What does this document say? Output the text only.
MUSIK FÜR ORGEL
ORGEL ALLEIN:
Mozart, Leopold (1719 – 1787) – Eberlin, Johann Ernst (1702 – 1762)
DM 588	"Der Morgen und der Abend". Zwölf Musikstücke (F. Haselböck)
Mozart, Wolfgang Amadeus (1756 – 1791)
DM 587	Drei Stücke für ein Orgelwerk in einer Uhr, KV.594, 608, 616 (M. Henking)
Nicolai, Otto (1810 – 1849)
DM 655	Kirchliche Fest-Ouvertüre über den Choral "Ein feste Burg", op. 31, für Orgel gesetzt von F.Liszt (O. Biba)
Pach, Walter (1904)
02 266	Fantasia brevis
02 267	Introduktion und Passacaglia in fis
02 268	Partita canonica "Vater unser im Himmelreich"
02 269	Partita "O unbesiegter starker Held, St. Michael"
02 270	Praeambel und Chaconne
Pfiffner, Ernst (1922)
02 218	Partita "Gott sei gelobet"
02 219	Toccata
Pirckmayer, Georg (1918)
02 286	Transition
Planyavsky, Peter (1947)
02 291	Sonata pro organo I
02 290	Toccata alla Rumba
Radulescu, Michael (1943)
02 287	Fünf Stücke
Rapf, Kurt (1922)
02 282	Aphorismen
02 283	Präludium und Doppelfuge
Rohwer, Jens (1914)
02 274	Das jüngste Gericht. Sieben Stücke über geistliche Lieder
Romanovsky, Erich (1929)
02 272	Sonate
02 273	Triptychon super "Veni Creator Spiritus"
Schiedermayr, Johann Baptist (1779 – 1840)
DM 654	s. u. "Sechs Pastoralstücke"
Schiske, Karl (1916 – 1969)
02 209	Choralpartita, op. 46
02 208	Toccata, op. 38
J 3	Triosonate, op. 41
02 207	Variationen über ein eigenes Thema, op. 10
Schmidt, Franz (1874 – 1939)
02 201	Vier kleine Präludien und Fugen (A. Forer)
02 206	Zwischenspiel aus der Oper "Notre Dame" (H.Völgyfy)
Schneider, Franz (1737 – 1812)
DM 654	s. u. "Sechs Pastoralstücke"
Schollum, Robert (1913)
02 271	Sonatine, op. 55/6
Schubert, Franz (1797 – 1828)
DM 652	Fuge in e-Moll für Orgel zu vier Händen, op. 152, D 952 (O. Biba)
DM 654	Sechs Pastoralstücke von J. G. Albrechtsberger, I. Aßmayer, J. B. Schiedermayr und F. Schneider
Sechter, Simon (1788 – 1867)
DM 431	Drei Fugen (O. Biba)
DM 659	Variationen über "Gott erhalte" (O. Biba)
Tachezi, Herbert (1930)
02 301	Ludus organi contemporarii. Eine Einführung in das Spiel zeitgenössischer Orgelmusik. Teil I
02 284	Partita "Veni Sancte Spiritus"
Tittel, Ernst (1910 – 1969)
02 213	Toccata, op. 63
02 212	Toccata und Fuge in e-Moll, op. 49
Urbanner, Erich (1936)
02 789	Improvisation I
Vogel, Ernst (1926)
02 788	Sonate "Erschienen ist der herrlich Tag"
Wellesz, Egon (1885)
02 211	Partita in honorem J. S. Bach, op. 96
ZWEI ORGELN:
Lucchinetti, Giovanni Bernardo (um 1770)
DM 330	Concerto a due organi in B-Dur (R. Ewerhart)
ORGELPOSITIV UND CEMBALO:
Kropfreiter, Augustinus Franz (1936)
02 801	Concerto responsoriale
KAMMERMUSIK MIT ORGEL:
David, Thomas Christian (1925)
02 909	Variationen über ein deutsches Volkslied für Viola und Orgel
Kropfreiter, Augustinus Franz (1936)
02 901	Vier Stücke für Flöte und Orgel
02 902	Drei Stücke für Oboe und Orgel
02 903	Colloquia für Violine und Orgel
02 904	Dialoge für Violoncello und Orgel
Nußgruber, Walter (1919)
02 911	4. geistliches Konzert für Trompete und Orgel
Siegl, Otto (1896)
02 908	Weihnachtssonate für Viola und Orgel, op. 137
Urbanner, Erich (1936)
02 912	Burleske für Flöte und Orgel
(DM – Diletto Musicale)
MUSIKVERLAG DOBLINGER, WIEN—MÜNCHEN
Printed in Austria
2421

▸ Exercise objective:
Faithfully copy every entry, leaving nothing out.

▸ Solution to this problem:
What does this document say? Output the text only.
MUSIK FÜR ORGEL
ORGEL ALLEIN:
Mozart, Leopold (1719 – 1787) – Eberlin, Johann Ernst (1702 – 1762)
DM 588	"Der Morgen und der Abend". Zwölf Musikstücke (F. Haselböck)
Mozart, Wolfgang Amadeus (1756 – 1791)
DM 587	Drei Stücke für ein Orgelwerk in einer Uhr, KV.594, 608, 616 (M. Henking)
Nicolai, Otto (1810 – 1849)
DM 655	Kirchliche Fest-Ouvertüre über den Choral "Ein feste Burg", op. 31, für Orgel gesetzt von F.Liszt (O. Biba)
Pach, Walter (1904)
02 266	Fantasia brevis
02 267	Introduktion und Passacaglia in fis
02 268	Partita canonica "Vater unser im Himmelreich"
02 269	Partita "O unbesiegter starker Held, St. Michael"
02 270	Praeambel und Chaconne
Pfiffner, Ernst (1922)
02 218	Partita "Gott sei gelobet"
02 219	Toccata
Pirckmayer, Georg (1918)
02 286	Transition
Planyavsky, Peter (1947)
02 291	Sonata pro organo I
02 290	Toccata alla Rumba
Radulescu, Michael (1943)
02 287	Fünf Stücke
Rapf, Kurt (1922)
02 282	Aphorismen
02 283	Präludium und Doppelfuge
Rohwer, Jens (1914)
02 274	Das jüngste Gericht. Sieben Stücke über geistliche Lieder
Romanovsky, Erich (1929)
02 272	Sonate
02 273	Triptychon super "Veni Creator Spiritus"
Schiedermayr, Johann Baptist (1779 – 1840)
DM 654	s. u. "Sechs Pastoralstücke"
Schiske, Karl (1916 – 1969)
02 209	Choralpartita, op. 46
02 208	Toccata, op. 38
J 3	Triosonate, op. 41
02 207	Variationen über ein eigenes Thema, op. 10
Schmidt, Franz (1874 – 1939)
02 201	Vier kleine Präludien und Fugen (A. Forer)
02 206	Zwischenspiel aus der Oper "Notre Dame" (H.Völgyfy)
Schneider, Franz (1737 – 1812)
DM 654	s. u. "Sechs Pastoralstücke"
Schollum, Robert (1913)
02 271	Sonatine, op. 55/6
Schubert, Franz (1797 – 1828)
DM 652	Fuge in e-Moll für Orgel zu vier Händen, op. 152, D 952 (O. Biba)
DM 654	Sechs Pastoralstücke von J. G. Albrechtsberger, I. Aßmayer, J. B. Schiedermayr und F. Schneider
Sechter, Simon (1788 – 1867)
DM 431	Drei Fugen (O. Biba)
DM 659	Variationen über "Gott erhalte" (O. Biba)
Tachezi, Herbert (1930)
02 301	Ludus organi contemporarii. Eine Einführung in das Spiel zeitgenössischer Orgelmusik. Teil I
02 284	Partita "Veni Sancte Spiritus"
Tittel, Ernst (1910 – 1969)
02 213	Toccata, op. 63
02 212	Toccata und Fuge in e-Moll, op. 49
Urbanner, Erich (1936)
02 789	Improvisation I
Vogel, Ernst (1926)
02 788	Sonate "Erschienen ist der herrlich Tag"
Wellesz, Egon (1885)
02 211	Partita in honorem J. S. Bach, op. 96
ZWEI ORGELN:
Lucchinetti, Giovanni Bernardo (um 1770)
DM 330	Concerto a due organi in B-Dur (R. Ewerhart)
ORGELPOSITIV UND CEMBALO:
Kropfreiter, Augustinus Franz (1936)
02 801	Concerto responsoriale
KAMMERMUSIK MIT ORGEL:
David, Thomas Christian (1925)
02 909	Variationen über ein deutsches Volkslied für Viola und Orgel
Kropfreiter, Augustinus Franz (1936)
02 901	Vier Stücke für Flöte und Orgel
02 902	Drei Stücke für Oboe und Orgel
02 903	Colloquia für Violine und Orgel
02 904	Dialoge für Violoncello und Orgel
Nußgruber, Walter (1919)
02 911	4. geistliches Konzert für Trompete und Orgel
Siegl, Otto (1896)
02 908	Weihnachtssonate für Viola und Orgel, op. 137
Urbanner, Erich (1936)
02 912	Burleske für Flöte und Orgel
(DM – Diletto Musicale)
MUSIKVERLAG DOBLINGER, WIEN—MÜNCHEN
Printed in Austria
2421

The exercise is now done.